:: WRITTEN TASK ::
Reproduce all records exactly.

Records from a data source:

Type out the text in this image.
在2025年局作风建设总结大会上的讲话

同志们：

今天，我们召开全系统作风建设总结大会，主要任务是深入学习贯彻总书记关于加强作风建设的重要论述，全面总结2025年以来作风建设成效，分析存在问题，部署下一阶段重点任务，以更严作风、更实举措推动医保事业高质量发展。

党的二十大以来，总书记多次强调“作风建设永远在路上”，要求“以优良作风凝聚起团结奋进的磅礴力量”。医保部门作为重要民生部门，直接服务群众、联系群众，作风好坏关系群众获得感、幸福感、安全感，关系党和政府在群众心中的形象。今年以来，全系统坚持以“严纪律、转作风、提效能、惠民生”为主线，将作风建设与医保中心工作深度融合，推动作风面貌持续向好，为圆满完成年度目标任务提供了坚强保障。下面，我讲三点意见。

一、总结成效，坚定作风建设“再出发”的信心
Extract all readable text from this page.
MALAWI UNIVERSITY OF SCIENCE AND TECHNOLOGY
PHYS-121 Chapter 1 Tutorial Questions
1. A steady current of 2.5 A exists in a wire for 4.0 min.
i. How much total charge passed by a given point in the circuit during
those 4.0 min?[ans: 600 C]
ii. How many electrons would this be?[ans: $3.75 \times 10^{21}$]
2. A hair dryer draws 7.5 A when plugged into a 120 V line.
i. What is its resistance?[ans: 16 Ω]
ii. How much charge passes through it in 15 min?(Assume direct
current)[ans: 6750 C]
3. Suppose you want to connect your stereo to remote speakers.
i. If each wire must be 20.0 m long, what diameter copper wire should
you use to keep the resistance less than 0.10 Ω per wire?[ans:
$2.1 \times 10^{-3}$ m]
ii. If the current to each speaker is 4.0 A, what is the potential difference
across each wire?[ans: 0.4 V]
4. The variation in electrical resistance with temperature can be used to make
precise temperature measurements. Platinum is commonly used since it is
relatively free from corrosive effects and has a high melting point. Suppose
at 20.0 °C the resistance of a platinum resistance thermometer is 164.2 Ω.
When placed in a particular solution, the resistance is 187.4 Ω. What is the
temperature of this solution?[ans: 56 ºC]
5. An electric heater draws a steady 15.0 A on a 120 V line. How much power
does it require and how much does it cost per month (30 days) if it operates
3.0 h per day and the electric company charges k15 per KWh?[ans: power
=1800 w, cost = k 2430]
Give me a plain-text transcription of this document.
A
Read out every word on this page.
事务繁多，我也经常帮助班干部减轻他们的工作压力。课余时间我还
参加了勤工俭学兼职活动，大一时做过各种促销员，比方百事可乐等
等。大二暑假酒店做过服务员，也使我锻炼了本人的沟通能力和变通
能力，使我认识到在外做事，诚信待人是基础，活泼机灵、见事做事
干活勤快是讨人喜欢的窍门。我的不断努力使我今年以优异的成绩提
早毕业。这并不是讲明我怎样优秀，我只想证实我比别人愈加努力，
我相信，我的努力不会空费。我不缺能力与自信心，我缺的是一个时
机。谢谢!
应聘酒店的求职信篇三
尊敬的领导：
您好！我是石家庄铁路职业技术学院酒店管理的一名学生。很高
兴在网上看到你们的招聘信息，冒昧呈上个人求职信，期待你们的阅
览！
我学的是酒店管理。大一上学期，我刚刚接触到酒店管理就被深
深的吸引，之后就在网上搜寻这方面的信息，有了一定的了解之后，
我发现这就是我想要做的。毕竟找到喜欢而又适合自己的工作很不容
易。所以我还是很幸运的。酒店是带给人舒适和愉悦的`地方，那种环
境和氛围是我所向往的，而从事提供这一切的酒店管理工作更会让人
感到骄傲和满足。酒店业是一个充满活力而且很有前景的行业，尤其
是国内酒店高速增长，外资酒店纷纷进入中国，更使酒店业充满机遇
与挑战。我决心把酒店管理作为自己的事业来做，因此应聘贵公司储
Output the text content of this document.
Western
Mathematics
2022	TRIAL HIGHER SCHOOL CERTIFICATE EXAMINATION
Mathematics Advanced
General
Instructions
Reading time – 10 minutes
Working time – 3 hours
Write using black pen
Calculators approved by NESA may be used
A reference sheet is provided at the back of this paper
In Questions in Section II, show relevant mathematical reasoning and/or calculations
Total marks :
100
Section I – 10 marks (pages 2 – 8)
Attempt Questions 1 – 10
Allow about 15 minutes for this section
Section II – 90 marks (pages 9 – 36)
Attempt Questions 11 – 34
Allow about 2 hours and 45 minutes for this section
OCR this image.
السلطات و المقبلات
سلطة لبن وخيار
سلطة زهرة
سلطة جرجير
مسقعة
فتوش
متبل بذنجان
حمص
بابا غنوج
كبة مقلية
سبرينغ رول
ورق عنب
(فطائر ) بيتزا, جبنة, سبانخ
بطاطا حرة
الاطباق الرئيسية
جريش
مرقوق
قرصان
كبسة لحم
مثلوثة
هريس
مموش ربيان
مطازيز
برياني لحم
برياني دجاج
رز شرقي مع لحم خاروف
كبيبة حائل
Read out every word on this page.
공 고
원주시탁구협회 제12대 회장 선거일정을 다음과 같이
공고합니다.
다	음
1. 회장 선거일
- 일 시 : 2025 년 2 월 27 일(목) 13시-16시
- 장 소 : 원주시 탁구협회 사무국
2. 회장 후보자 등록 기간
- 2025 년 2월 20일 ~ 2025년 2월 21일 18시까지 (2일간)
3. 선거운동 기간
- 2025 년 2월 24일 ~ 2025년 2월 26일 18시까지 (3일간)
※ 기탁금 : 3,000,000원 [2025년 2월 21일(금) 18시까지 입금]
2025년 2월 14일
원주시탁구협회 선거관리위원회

:: EXPECTED ANSWER ::
Type out the text in this image.
在2025年局作风建设总结大会上的讲话

同志们：

今天，我们召开全系统作风建设总结大会，主要任务是深入学习贯彻总书记关于加强作风建设的重要论述，全面总结2025年以来作风建设成效，分析存在问题，部署下一阶段重点任务，以更严作风、更实举措推动医保事业高质量发展。

党的二十大以来，总书记多次强调“作风建设永远在路上”，要求“以优良作风凝聚起团结奋进的磅礴力量”。医保部门作为重要民生部门，直接服务群众、联系群众，作风好坏关系群众获得感、幸福感、安全感，关系党和政府在群众心中的形象。今年以来，全系统坚持以“严纪律、转作风、提效能、惠民生”为主线，将作风建设与医保中心工作深度融合，推动作风面貌持续向好，为圆满完成年度目标任务提供了坚强保障。下面，我讲三点意见。

一、总结成效，坚定作风建设“再出发”的信心
Extract all readable text from this page.
MALAWI UNIVERSITY OF SCIENCE AND TECHNOLOGY
PHYS-121 Chapter 1 Tutorial Questions
1. A steady current of 2.5 A exists in a wire for 4.0 min.
i. How much total charge passed by a given point in the circuit during
those 4.0 min?[ans: 600 C]
ii. How many electrons would this be?[ans: $3.75 \times 10^{21}$]
2. A hair dryer draws 7.5 A when plugged into a 120 V line.
i. What is its resistance?[ans: 16 Ω]
ii. How much charge passes through it in 15 min?(Assume direct
current)[ans: 6750 C]
3. Suppose you want to connect your stereo to remote speakers.
i. If each wire must be 20.0 m long, what diameter copper wire should
you use to keep the resistance less than 0.10 Ω per wire?[ans:
$2.1 \times 10^{-3}$ m]
ii. If the current to each speaker is 4.0 A, what is the potential difference
across each wire?[ans: 0.4 V]
4. The variation in electrical resistance with temperature can be used to make
precise temperature measurements. Platinum is commonly used since it is
relatively free from corrosive effects and has a high melting point. Suppose
at 20.0 °C the resistance of a platinum resistance thermometer is 164.2 Ω.
When placed in a particular solution, the resistance is 187.4 Ω. What is the
temperature of this solution?[ans: 56 ºC]
5. An electric heater draws a steady 15.0 A on a 120 V line. How much power
does it require and how much does it cost per month (30 days) if it operates
3.0 h per day and the electric company charges k15 per KWh?[ans: power
=1800 w, cost = k 2430]
Give me a plain-text transcription of this document.
A
Read out every word on this page.
事务繁多，我也经常帮助班干部减轻他们的工作压力。课余时间我还
参加了勤工俭学兼职活动，大一时做过各种促销员，比方百事可乐等
等。大二暑假酒店做过服务员，也使我锻炼了本人的沟通能力和变通
能力，使我认识到在外做事，诚信待人是基础，活泼机灵、见事做事
干活勤快是讨人喜欢的窍门。我的不断努力使我今年以优异的成绩提
早毕业。这并不是讲明我怎样优秀，我只想证实我比别人愈加努力，
我相信，我的努力不会空费。我不缺能力与自信心，我缺的是一个时
机。谢谢!
应聘酒店的求职信篇三
尊敬的领导：
您好！我是石家庄铁路职业技术学院酒店管理的一名学生。很高
兴在网上看到你们的招聘信息，冒昧呈上个人求职信，期待你们的阅
览！
我学的是酒店管理。大一上学期，我刚刚接触到酒店管理就被深
深的吸引，之后就在网上搜寻这方面的信息，有了一定的了解之后，
我发现这就是我想要做的。毕竟找到喜欢而又适合自己的工作很不容
易。所以我还是很幸运的。酒店是带给人舒适和愉悦的`地方，那种环
境和氛围是我所向往的，而从事提供这一切的酒店管理工作更会让人
感到骄傲和满足。酒店业是一个充满活力而且很有前景的行业，尤其
是国内酒店高速增长，外资酒店纷纷进入中国，更使酒店业充满机遇
与挑战。我决心把酒店管理作为自己的事业来做，因此应聘贵公司储
Output the text content of this document.
Western
Mathematics
2022	TRIAL HIGHER SCHOOL CERTIFICATE EXAMINATION
Mathematics Advanced
General
Instructions
Reading time – 10 minutes
Working time – 3 hours
Write using black pen
Calculators approved by NESA may be used
A reference sheet is provided at the back of this paper
In Questions in Section II, show relevant mathematical reasoning and/or calculations
Total marks :
100
Section I – 10 marks (pages 2 – 8)
Attempt Questions 1 – 10
Allow about 15 minutes for this section
Section II – 90 marks (pages 9 – 36)
Attempt Questions 11 – 34
Allow about 2 hours and 45 minutes for this section
OCR this image.
السلطات و المقبلات
سلطة لبن وخيار
سلطة زهرة
سلطة جرجير
مسقعة
فتوش
متبل بذنجان
حمص
بابا غنوج
كبة مقلية
سبرينغ رول
ورق عنب
(فطائر ) بيتزا, جبنة, سبانخ
بطاطا حرة
الاطباق الرئيسية
جريش
مرقوق
قرصان
كبسة لحم
مثلوثة
هريس
مموش ربيان
مطازيز
برياني لحم
برياني دجاج
رز شرقي مع لحم خاروف
كبيبة حائل
Read out every word on this page.
공 고
원주시탁구협회 제12대 회장 선거일정을 다음과 같이
공고합니다.
다	음
1. 회장 선거일
- 일 시 : 2025 년 2 월 27 일(목) 13시-16시
- 장 소 : 원주시 탁구협회 사무국
2. 회장 후보자 등록 기간
- 2025 년 2월 20일 ~ 2025년 2월 21일 18시까지 (2일간)
3. 선거운동 기간
- 2025 년 2월 24일 ~ 2025년 2월 26일 18시까지 (3일간)
※ 기탁금 : 3,000,000원 [2025년 2월 21일(금) 18시까지 입금]
2025년 2월 14일
원주시탁구협회 선거관리위원회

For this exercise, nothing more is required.